* **Data excerpts**:

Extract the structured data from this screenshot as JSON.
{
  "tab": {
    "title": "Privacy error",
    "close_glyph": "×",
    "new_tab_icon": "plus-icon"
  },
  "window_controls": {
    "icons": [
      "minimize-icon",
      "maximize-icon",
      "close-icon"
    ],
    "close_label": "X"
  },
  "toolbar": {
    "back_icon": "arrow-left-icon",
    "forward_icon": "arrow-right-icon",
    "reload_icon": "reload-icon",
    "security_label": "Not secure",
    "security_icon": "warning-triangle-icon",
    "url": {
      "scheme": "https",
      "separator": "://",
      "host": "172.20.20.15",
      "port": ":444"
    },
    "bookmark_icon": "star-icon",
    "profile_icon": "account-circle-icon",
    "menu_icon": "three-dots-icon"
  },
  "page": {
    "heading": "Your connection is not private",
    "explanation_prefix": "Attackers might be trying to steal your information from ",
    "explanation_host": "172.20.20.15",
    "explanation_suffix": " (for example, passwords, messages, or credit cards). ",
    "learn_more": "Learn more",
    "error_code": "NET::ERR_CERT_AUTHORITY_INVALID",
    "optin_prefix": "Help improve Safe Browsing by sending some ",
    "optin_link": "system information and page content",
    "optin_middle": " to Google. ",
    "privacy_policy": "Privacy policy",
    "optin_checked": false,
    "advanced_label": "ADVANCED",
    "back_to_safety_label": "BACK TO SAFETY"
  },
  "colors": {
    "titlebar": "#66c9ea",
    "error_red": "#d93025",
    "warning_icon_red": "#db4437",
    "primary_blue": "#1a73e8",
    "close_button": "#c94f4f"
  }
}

* **What you have to do**: Reproduce the listing above verbatim, from first line to last.

* **The reply**:
Extract the structured data from this screenshot as JSON.
{
  "tab": {
    "title": "Privacy error",
    "close_glyph": "×",
    "new_tab_icon": "plus-icon"
  },
  "window_controls": {
    "icons": [
      "minimize-icon",
      "maximize-icon",
      "close-icon"
    ],
    "close_label": "X"
  },
  "toolbar": {
    "back_icon": "arrow-left-icon",
    "forward_icon": "arrow-right-icon",
    "reload_icon": "reload-icon",
    "security_label": "Not secure",
    "security_icon": "warning-triangle-icon",
    "url": {
      "scheme": "https",
      "separator": "://",
      "host": "172.20.20.15",
      "port": ":444"
    },
    "bookmark_icon": "star-icon",
    "profile_icon": "account-circle-icon",
    "menu_icon": "three-dots-icon"
  },
  "page": {
    "heading": "Your connection is not private",
    "explanation_prefix": "Attackers might be trying to steal your information from ",
    "explanation_host": "172.20.20.15",
    "explanation_suffix": " (for example, passwords, messages, or credit cards). ",
    "learn_more": "Learn more",
    "error_code": "NET::ERR_CERT_AUTHORITY_INVALID",
    "optin_prefix": "Help improve Safe Browsing by sending some ",
    "optin_link": "system information and page content",
    "optin_middle": " to Google. ",
    "privacy_policy": "Privacy policy",
    "optin_checked": false,
    "advanced_label": "ADVANCED",
    "back_to_safety_label": "BACK TO SAFETY"
  },
  "colors": {
    "titlebar": "#66c9ea",
    "error_red": "#d93025",
    "warning_icon_red": "#db4437",
    "primary_blue": "#1a73e8",
    "close_button": "#c94f4f"
  }
}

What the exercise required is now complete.